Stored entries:
Start
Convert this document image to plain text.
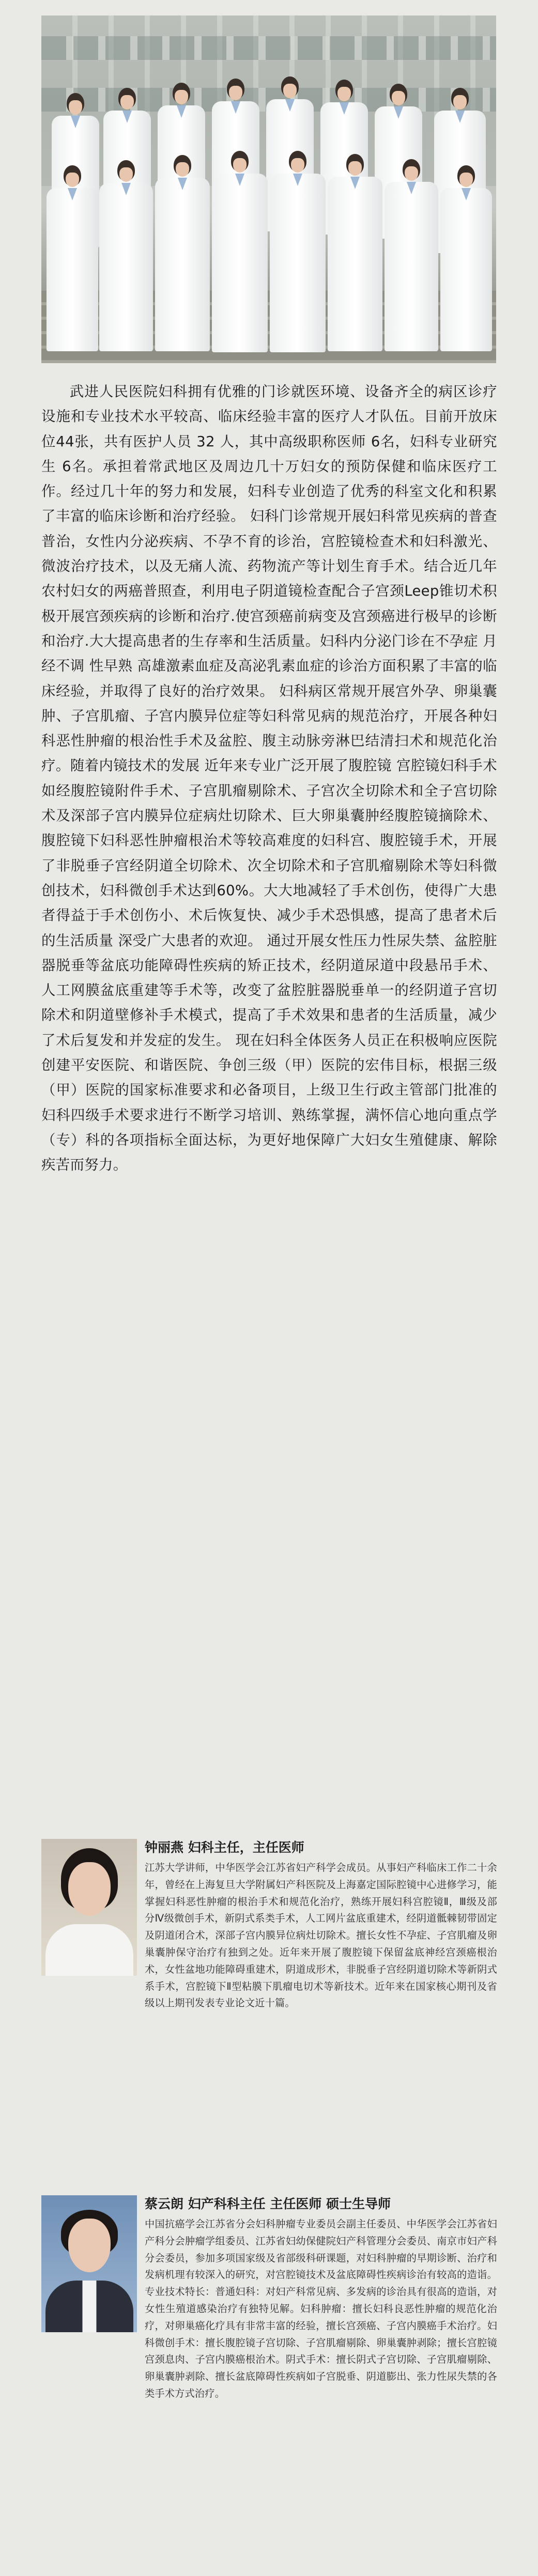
武进人民医院妇科拥有优雅的门诊就医环境、设备齐全的病区诊疗设施和专业技术水平较高、临床经验丰富的医疗人才队伍。目前开放床位44张，共有医护人员 32 人，其中高级职称医师 6名，妇科专业研究生 6名。承担着常武地区及周边几十万妇女的预防保健和临床医疗工作。经过几十年的努力和发展，妇科专业创造了优秀的科室文化和积累了丰富的临床诊断和治疗经验。 妇科门诊常规开展妇科常见疾病的普查普治，女性内分泌疾病、不孕不育的诊治，宫腔镜检查术和妇科激光、微波治疗技术，以及无痛人流、药物流产等计划生育手术。结合近几年农村妇女的两癌普照查，利用电子阴道镜检查配合子宫颈Leep锥切术积极开展宫颈疾病的诊断和治疗.使宫颈癌前病变及宫颈癌进行极早的诊断和治疗.大大提高患者的生存率和生活质量。妇科内分泌门诊在不孕症 月经不调 性早熟 高雄激素血症及高泌乳素血症的诊治方面积累了丰富的临床经验，并取得了良好的治疗效果。 妇科病区常规开展宫外孕、卵巢囊肿、子宫肌瘤、子宫内膜异位症等妇科常见病的规范治疗，开展各种妇科恶性肿瘤的根治性手术及盆腔、腹主动脉旁淋巴结清扫术和规范化治疗。随着内镜技术的发展 近年来专业广泛开展了腹腔镜 宫腔镜妇科手术 如经腹腔镜附件手术、子宫肌瘤剔除术、子宫次全切除术和全子宫切除术及深部子宫内膜异位症病灶切除术、巨大卵巢囊肿经腹腔镜摘除术、腹腔镜下妇科恶性肿瘤根治术等较高难度的妇科宫、腹腔镜手术，开展了非脱垂子宫经阴道全切除术、次全切除术和子宫肌瘤剔除术等妇科微创技术，妇科微创手术达到60%。大大地减轻了手术创伤，使得广大患者得益于手术创伤小、术后恢复快、减少手术恐惧感，提高了患者术后的生活质量 深受广大患者的欢迎。 通过开展女性压力性尿失禁、盆腔脏器脱垂等盆底功能障碍性疾病的矫正技术，经阴道尿道中段悬吊手术、人工网膜盆底重建等手术等，改变了盆腔脏器脱垂单一的经阴道子宫切除术和阴道壁修补手术模式，提高了手术效果和患者的生活质量，减少了术后复发和并发症的发生。 现在妇科全体医务人员正在积极响应医院创建平安医院、和谐医院、争创三级（甲）医院的宏伟目标，根据三级（甲）医院的国家标准要求和必备项目，上级卫生行政主管部门批准的妇科四级手术要求进行不断学习培训、熟练掌握，满怀信心地向重点学（专）科的各项指标全面达标，为更好地保障广大妇女生殖健康、解除疾苦而努力。

钟丽燕 妇科主任，主任医师

江苏大学讲师，中华医学会江苏省妇产科学会成员。从事妇产科临床工作二十余年，曾经在上海复旦大学附属妇产科医院及上海嘉定国际腔镜中心进修学习，能掌握妇科恶性肿瘤的根治手术和规范化治疗，熟练开展妇科宫腔镜Ⅱ，Ⅲ级及部分Ⅳ级微创手术，新阴式系类手术，人工网片盆底重建术，经阴道骶棘韧带固定及阴道闭合术，深部子宫内膜异位病灶切除术。擅长女性不孕症、子宫肌瘤及卵巢囊肿保守治疗有独到之处。近年来开展了腹腔镜下保留盆底神经宫颈癌根治术，女性盆地功能障碍重建术，阴道成形术，非脱垂子宫经阴道切除术等新阴式系手术，宫腔镜下Ⅱ型粘膜下肌瘤电切术等新技术。近年来在国家核心期刊及省级以上期刊发表专业论文近十篇。

蔡云朗 妇产科科主任 主任医师 硕士生导师

中国抗癌学会江苏省分会妇科肿瘤专业委员会副主任委员、中华医学会江苏省妇产科分会肿瘤学组委员、江苏省妇幼保健院妇产科管理分会委员、南京市妇产科分会委员，参加多项国家级及省部级科研课题，对妇科肿瘤的早期诊断、治疗和发病机理有较深入的研究，对宫腔镜技术及盆底障碍性疾病诊治有较高的造诣。 专业技术特长：普通妇科：对妇产科常见病、多发病的诊治具有很高的造诣，对女性生殖道感染治疗有独特见解。妇科肿瘤：擅长妇科良恶性肿瘤的规范化治疗，对卵巢癌化疗具有非常丰富的经验，擅长宫颈癌、子宫内膜癌手术治疗。妇科微创手术：擅长腹腔镜子宫切除、子宫肌瘤剔除、卵巢囊肿剥除；擅长宫腔镜宫颈息肉、子宫内膜癌根治术。阴式手术：擅长阴式子宫切除、子宫肌瘤剔除、卵巢囊肿剥除、擅长盆底障碍性疾病如子宫脱垂、阴道膨出、张力性尿失禁的各类手术方式治疗。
End
Instruction
Copy each line in full and exactly, omitting any picture.

Exercise solution
Convert this document image to plain text.
武进人民医院妇科拥有优雅的门诊就医环境、设备齐全的病区诊疗设施和专业技术水平较高、临床经验丰富的医疗人才队伍。目前开放床位44张，共有医护人员 32 人，其中高级职称医师 6名，妇科专业研究生 6名。承担着常武地区及周边几十万妇女的预防保健和临床医疗工作。经过几十年的努力和发展，妇科专业创造了优秀的科室文化和积累了丰富的临床诊断和治疗经验。 妇科门诊常规开展妇科常见疾病的普查普治，女性内分泌疾病、不孕不育的诊治，宫腔镜检查术和妇科激光、微波治疗技术，以及无痛人流、药物流产等计划生育手术。结合近几年农村妇女的两癌普照查，利用电子阴道镜检查配合子宫颈Leep锥切术积极开展宫颈疾病的诊断和治疗.使宫颈癌前病变及宫颈癌进行极早的诊断和治疗.大大提高患者的生存率和生活质量。妇科内分泌门诊在不孕症 月经不调 性早熟 高雄激素血症及高泌乳素血症的诊治方面积累了丰富的临床经验，并取得了良好的治疗效果。 妇科病区常规开展宫外孕、卵巢囊肿、子宫肌瘤、子宫内膜异位症等妇科常见病的规范治疗，开展各种妇科恶性肿瘤的根治性手术及盆腔、腹主动脉旁淋巴结清扫术和规范化治疗。随着内镜技术的发展 近年来专业广泛开展了腹腔镜 宫腔镜妇科手术 如经腹腔镜附件手术、子宫肌瘤剔除术、子宫次全切除术和全子宫切除术及深部子宫内膜异位症病灶切除术、巨大卵巢囊肿经腹腔镜摘除术、腹腔镜下妇科恶性肿瘤根治术等较高难度的妇科宫、腹腔镜手术，开展了非脱垂子宫经阴道全切除术、次全切除术和子宫肌瘤剔除术等妇科微创技术，妇科微创手术达到60%。大大地减轻了手术创伤，使得广大患者得益于手术创伤小、术后恢复快、减少手术恐惧感，提高了患者术后的生活质量 深受广大患者的欢迎。 通过开展女性压力性尿失禁、盆腔脏器脱垂等盆底功能障碍性疾病的矫正技术，经阴道尿道中段悬吊手术、人工网膜盆底重建等手术等，改变了盆腔脏器脱垂单一的经阴道子宫切除术和阴道壁修补手术模式，提高了手术效果和患者的生活质量，减少了术后复发和并发症的发生。 现在妇科全体医务人员正在积极响应医院创建平安医院、和谐医院、争创三级（甲）医院的宏伟目标，根据三级（甲）医院的国家标准要求和必备项目，上级卫生行政主管部门批准的妇科四级手术要求进行不断学习培训、熟练掌握，满怀信心地向重点学（专）科的各项指标全面达标，为更好地保障广大妇女生殖健康、解除疾苦而努力。

钟丽燕 妇科主任，主任医师

江苏大学讲师，中华医学会江苏省妇产科学会成员。从事妇产科临床工作二十余年，曾经在上海复旦大学附属妇产科医院及上海嘉定国际腔镜中心进修学习，能掌握妇科恶性肿瘤的根治手术和规范化治疗，熟练开展妇科宫腔镜Ⅱ，Ⅲ级及部分Ⅳ级微创手术，新阴式系类手术，人工网片盆底重建术，经阴道骶棘韧带固定及阴道闭合术，深部子宫内膜异位病灶切除术。擅长女性不孕症、子宫肌瘤及卵巢囊肿保守治疗有独到之处。近年来开展了腹腔镜下保留盆底神经宫颈癌根治术，女性盆地功能障碍重建术，阴道成形术，非脱垂子宫经阴道切除术等新阴式系手术，宫腔镜下Ⅱ型粘膜下肌瘤电切术等新技术。近年来在国家核心期刊及省级以上期刊发表专业论文近十篇。

蔡云朗 妇产科科主任 主任医师 硕士生导师

中国抗癌学会江苏省分会妇科肿瘤专业委员会副主任委员、中华医学会江苏省妇产科分会肿瘤学组委员、江苏省妇幼保健院妇产科管理分会委员、南京市妇产科分会委员，参加多项国家级及省部级科研课题，对妇科肿瘤的早期诊断、治疗和发病机理有较深入的研究，对宫腔镜技术及盆底障碍性疾病诊治有较高的造诣。 专业技术特长：普通妇科：对妇产科常见病、多发病的诊治具有很高的造诣，对女性生殖道感染治疗有独特见解。妇科肿瘤：擅长妇科良恶性肿瘤的规范化治疗，对卵巢癌化疗具有非常丰富的经验，擅长宫颈癌、子宫内膜癌手术治疗。妇科微创手术：擅长腹腔镜子宫切除、子宫肌瘤剔除、卵巢囊肿剥除；擅长宫腔镜宫颈息肉、子宫内膜癌根治术。阴式手术：擅长阴式子宫切除、子宫肌瘤剔除、卵巢囊肿剥除、擅长盆底障碍性疾病如子宫脱垂、阴道膨出、张力性尿失禁的各类手术方式治疗。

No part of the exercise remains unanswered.